WHAT YOU HAVE TO DO:
Leave out the pictures and copy everything else below exactly.

○ ○ ○

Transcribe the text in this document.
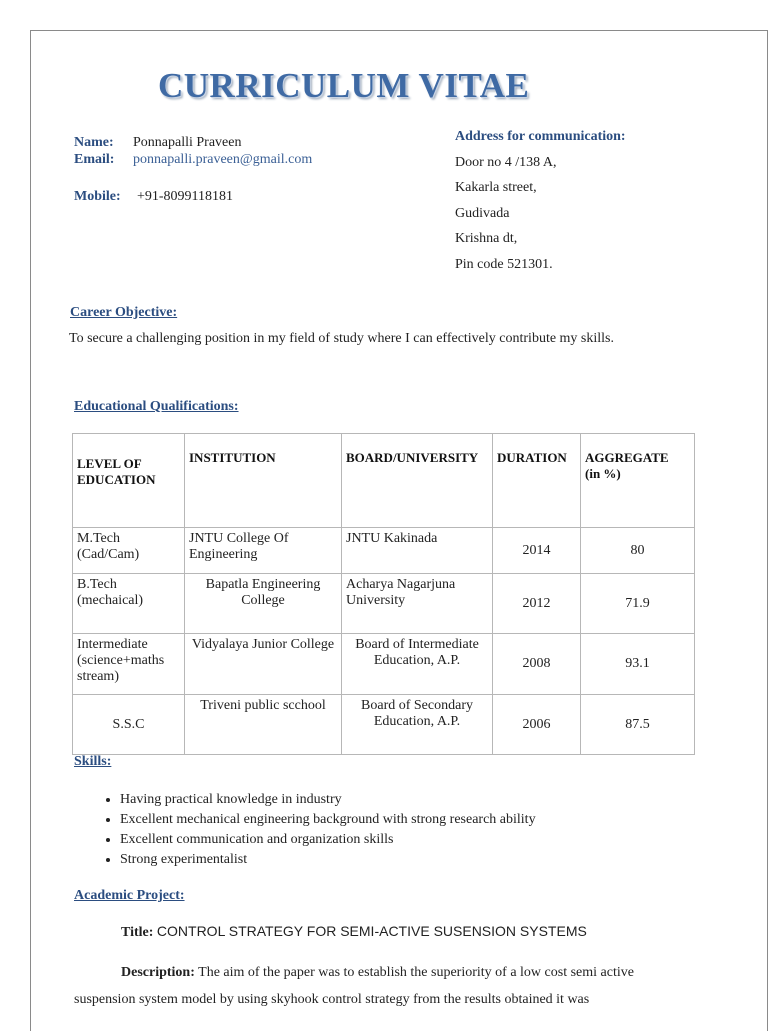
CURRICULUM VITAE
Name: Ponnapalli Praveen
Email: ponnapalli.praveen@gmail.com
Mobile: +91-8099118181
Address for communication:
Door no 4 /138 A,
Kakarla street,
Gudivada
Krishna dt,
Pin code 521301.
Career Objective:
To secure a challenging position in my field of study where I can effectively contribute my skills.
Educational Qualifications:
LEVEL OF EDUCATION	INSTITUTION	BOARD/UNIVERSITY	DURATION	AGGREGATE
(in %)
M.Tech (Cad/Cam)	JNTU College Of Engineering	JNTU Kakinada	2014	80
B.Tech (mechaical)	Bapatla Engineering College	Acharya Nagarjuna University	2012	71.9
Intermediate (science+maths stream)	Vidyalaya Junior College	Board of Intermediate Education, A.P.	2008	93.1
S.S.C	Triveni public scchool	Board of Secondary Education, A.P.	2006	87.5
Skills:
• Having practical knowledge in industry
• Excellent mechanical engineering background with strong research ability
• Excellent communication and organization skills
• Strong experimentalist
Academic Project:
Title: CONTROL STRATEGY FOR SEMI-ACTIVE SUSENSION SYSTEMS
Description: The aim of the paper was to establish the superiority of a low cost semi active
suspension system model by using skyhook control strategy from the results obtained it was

○ ○ ○

RESPONSE FOR THIS EXERCISE:
Transcribe the text in this document.
CURRICULUM VITAE
Name: Ponnapalli Praveen
Email: ponnapalli.praveen@gmail.com
Mobile: +91-8099118181
Address for communication:
Door no 4 /138 A,
Kakarla street,
Gudivada
Krishna dt,
Pin code 521301.
Career Objective:
To secure a challenging position in my field of study where I can effectively contribute my skills.
Educational Qualifications:
LEVEL OF EDUCATION	INSTITUTION	BOARD/UNIVERSITY	DURATION	AGGREGATE
(in %)
M.Tech (Cad/Cam)	JNTU College Of Engineering	JNTU Kakinada	2014	80
B.Tech (mechaical)	Bapatla Engineering College	Acharya Nagarjuna University	2012	71.9
Intermediate (science+maths stream)	Vidyalaya Junior College	Board of Intermediate Education, A.P.	2008	93.1
S.S.C	Triveni public scchool	Board of Secondary Education, A.P.	2006	87.5
Skills:
• Having practical knowledge in industry
• Excellent mechanical engineering background with strong research ability
• Excellent communication and organization skills
• Strong experimentalist
Academic Project:
Title: CONTROL STRATEGY FOR SEMI-ACTIVE SUSENSION SYSTEMS
Description: The aim of the paper was to establish the superiority of a low cost semi active
suspension system model by using skyhook control strategy from the results obtained it was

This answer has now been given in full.